(Dataset excerpt)
--------------------------------------------------

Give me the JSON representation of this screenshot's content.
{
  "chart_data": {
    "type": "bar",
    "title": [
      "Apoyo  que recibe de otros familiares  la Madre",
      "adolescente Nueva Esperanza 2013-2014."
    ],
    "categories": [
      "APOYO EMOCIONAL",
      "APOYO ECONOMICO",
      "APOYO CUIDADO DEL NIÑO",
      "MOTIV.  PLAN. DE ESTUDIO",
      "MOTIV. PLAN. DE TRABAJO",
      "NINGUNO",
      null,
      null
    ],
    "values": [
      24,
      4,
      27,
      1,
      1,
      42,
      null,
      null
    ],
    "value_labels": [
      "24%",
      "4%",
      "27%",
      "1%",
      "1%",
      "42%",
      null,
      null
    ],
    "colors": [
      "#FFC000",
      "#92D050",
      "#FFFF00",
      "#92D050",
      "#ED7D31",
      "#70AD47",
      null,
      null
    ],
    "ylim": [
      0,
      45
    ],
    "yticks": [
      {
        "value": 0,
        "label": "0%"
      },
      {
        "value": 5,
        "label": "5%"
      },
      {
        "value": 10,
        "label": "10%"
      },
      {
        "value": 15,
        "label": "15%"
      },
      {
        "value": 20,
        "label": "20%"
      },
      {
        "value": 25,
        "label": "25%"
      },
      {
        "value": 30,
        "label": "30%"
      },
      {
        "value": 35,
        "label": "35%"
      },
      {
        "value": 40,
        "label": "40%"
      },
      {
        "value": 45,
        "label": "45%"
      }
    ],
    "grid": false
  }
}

--------------------------------------------------

TASK GOAL
Check the data for the word "PLAN" and pull out the lines that have it.

WRITTEN RESPONSE
      "MOTIV.  PLAN. DE ESTUDIO",
      "MOTIV. PLAN. DE TRABAJO",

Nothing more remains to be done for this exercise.